**What the task requires**.
Determine how many lines of the material hold the string "text" and reply with only that number.

**Records to process**.
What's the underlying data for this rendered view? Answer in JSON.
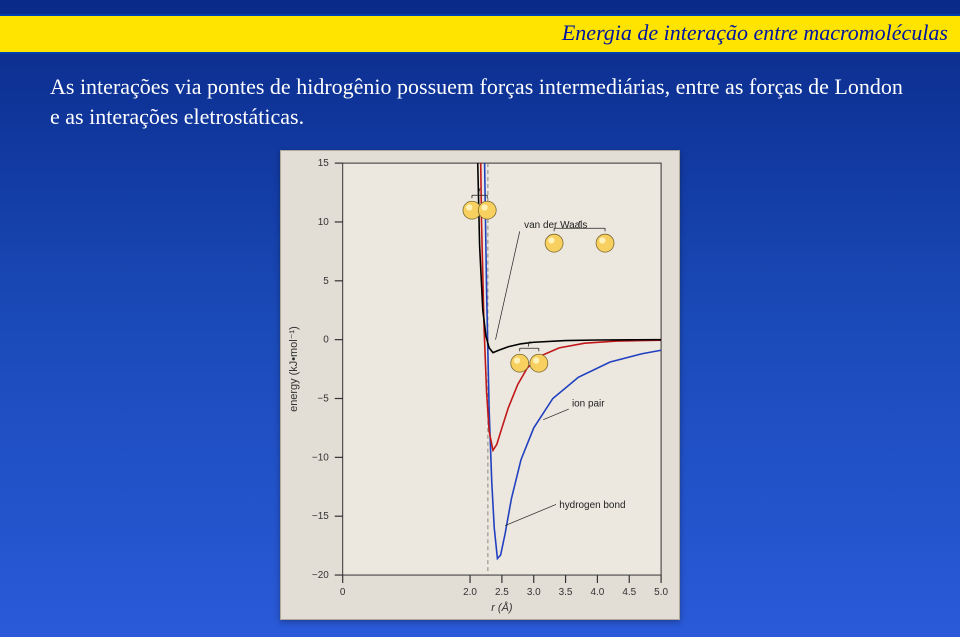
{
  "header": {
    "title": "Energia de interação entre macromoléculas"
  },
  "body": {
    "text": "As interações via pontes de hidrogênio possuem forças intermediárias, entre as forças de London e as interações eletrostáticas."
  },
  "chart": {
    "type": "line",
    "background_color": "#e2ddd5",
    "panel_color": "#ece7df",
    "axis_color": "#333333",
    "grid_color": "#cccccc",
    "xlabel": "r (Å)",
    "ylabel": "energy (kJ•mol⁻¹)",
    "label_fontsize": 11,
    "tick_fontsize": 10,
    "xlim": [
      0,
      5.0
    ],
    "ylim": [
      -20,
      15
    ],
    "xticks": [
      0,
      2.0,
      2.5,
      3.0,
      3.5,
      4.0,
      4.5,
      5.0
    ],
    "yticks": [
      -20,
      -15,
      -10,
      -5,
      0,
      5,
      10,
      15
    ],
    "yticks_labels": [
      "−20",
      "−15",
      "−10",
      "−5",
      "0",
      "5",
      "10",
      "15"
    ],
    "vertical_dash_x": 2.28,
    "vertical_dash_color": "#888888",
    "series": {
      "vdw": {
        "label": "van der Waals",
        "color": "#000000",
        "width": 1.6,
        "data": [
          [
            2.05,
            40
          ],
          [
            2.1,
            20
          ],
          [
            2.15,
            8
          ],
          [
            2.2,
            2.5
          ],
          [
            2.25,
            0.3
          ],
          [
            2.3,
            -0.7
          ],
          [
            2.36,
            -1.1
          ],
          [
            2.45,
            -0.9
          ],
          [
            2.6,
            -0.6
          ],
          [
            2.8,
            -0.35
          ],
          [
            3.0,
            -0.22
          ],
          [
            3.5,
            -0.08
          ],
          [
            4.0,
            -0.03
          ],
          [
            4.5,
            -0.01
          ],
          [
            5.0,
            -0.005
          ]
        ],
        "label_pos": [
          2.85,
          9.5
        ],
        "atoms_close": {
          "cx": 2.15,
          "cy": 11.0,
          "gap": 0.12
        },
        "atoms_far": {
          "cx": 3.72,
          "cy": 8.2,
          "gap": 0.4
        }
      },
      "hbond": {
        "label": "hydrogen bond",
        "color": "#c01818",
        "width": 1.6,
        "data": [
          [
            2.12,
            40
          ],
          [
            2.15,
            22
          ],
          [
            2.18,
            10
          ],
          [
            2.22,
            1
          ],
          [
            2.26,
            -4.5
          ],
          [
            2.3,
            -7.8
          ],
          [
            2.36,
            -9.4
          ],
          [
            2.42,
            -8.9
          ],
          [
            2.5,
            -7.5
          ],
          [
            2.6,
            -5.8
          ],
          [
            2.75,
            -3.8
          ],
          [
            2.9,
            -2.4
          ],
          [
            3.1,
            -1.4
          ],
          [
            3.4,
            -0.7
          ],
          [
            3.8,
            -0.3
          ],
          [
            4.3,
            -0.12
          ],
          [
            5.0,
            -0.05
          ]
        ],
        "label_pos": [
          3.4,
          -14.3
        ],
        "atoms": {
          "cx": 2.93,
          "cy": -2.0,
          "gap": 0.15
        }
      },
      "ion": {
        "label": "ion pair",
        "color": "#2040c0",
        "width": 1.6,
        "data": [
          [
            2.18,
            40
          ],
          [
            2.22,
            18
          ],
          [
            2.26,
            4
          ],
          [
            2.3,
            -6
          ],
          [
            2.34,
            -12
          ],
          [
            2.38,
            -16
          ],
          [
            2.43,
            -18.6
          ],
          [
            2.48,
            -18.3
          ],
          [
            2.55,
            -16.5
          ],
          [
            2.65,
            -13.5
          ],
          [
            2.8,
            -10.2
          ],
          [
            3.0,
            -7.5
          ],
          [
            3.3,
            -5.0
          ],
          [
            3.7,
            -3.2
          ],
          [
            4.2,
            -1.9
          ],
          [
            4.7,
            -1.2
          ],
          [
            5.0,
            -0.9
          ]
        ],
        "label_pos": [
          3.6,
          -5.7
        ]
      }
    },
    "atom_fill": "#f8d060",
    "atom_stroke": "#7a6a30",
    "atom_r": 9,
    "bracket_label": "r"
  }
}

---

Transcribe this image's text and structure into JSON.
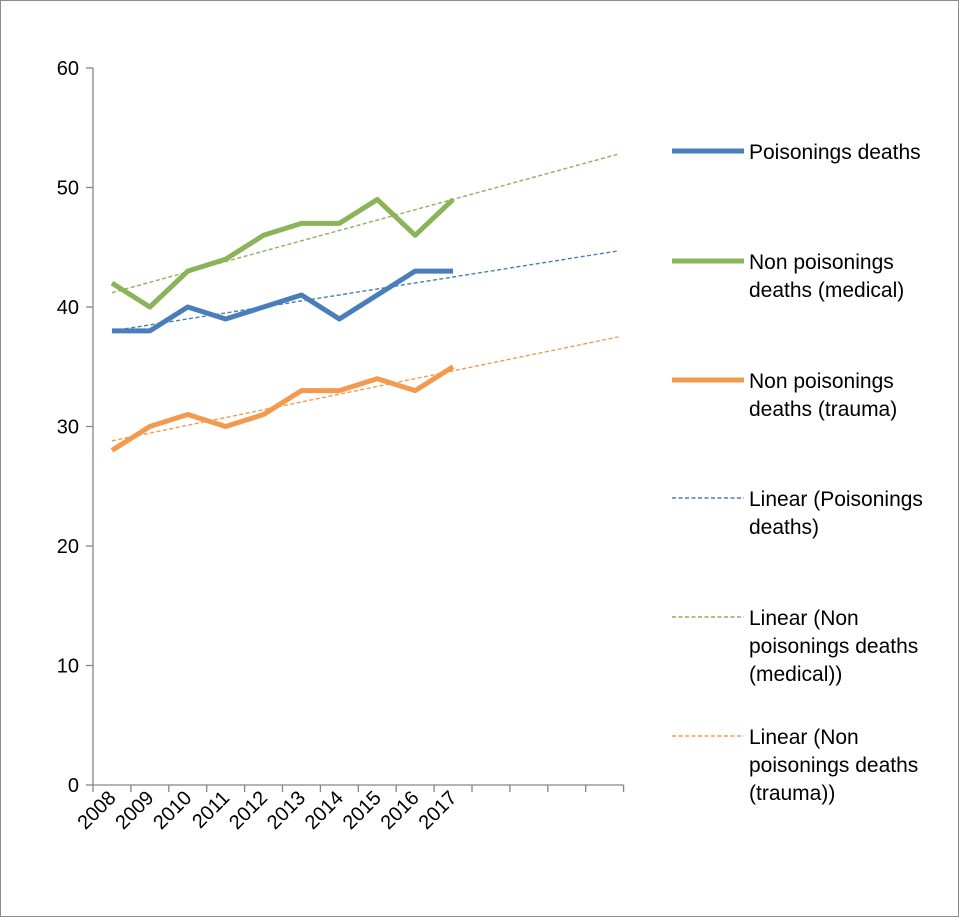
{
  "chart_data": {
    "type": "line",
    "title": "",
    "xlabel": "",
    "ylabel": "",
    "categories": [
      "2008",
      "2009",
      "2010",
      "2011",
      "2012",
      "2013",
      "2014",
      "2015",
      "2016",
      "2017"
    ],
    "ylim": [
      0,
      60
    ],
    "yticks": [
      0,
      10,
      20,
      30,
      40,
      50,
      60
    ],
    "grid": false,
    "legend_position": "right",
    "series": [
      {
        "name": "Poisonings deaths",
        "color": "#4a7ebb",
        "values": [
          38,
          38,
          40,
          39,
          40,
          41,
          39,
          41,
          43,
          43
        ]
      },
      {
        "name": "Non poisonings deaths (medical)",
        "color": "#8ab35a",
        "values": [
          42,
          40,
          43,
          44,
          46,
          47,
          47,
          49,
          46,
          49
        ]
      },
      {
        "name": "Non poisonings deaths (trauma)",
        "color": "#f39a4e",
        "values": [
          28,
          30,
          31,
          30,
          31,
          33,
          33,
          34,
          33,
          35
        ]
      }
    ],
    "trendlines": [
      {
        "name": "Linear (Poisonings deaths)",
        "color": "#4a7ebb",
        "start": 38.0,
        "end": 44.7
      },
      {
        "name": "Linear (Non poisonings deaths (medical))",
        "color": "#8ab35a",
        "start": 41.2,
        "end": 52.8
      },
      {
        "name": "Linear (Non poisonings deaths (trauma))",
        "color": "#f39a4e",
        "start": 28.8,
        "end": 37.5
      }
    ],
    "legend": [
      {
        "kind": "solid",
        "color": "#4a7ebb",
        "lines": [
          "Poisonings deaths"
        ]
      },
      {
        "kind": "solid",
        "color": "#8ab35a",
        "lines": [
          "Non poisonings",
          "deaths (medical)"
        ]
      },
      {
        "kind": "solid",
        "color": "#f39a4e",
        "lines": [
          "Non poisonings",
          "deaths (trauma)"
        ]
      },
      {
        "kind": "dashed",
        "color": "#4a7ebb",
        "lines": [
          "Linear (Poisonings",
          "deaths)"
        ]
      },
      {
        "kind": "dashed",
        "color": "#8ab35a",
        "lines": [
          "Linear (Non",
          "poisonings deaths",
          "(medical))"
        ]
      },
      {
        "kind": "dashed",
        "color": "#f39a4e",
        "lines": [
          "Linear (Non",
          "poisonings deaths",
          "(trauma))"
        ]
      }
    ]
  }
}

**Solution**.
2